Source records>
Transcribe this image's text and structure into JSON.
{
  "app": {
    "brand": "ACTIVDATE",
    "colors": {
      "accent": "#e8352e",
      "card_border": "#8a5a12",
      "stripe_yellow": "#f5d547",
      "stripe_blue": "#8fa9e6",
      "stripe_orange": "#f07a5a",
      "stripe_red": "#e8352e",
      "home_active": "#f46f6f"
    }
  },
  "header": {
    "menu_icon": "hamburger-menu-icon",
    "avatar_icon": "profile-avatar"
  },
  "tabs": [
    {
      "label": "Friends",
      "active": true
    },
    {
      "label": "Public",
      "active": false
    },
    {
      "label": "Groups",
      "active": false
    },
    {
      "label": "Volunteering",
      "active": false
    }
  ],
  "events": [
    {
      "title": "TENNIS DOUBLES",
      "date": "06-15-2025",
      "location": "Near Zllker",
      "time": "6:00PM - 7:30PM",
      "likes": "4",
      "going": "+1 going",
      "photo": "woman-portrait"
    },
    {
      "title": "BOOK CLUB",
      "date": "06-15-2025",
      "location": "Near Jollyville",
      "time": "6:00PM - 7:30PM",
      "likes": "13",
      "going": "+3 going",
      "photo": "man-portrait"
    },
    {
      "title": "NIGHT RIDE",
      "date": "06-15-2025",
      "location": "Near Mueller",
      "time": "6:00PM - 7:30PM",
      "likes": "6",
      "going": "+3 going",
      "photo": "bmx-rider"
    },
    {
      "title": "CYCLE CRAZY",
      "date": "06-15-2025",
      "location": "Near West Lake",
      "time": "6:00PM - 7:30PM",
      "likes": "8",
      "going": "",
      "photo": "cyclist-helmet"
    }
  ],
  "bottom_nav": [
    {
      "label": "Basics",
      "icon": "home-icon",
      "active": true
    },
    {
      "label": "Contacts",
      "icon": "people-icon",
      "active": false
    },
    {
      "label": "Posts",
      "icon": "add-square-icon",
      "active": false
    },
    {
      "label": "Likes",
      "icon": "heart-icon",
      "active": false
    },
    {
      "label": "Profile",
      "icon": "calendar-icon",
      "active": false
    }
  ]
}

--

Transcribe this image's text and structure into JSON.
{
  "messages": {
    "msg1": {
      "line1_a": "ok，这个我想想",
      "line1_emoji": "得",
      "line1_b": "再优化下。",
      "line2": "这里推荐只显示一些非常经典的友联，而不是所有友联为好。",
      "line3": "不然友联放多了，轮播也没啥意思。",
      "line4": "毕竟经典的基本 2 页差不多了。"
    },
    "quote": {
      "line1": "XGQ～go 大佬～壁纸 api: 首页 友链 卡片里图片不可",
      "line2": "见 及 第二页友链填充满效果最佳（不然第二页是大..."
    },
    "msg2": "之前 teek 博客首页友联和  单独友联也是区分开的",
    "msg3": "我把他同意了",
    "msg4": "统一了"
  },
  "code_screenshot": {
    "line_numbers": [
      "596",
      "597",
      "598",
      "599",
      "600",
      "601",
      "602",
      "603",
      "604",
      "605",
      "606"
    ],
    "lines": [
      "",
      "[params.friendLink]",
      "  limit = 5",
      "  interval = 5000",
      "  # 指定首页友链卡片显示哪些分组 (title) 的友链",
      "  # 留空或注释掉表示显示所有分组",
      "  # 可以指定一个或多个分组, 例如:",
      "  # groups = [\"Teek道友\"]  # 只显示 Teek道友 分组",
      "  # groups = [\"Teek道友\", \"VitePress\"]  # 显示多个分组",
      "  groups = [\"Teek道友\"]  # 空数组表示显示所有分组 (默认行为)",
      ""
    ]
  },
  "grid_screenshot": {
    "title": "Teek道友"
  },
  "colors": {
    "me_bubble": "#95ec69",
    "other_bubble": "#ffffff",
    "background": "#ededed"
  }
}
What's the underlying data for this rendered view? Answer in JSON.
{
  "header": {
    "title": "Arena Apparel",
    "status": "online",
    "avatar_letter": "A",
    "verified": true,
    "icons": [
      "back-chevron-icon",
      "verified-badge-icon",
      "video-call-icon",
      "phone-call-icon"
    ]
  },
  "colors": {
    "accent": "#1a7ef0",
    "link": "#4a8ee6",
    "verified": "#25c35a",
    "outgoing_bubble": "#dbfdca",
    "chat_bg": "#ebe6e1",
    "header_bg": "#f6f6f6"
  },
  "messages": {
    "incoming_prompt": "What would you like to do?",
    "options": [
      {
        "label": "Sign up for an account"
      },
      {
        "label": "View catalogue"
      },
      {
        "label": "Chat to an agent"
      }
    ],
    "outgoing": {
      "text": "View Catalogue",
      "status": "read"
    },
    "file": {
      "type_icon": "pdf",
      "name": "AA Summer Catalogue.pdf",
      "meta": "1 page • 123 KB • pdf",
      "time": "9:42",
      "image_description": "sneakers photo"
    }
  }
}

Task to complete>
Search the data above for lines holding "portrait" and copy each of them.

Output of the exercise>
      "photo": "woman-portrait"
      "photo": "man-portrait"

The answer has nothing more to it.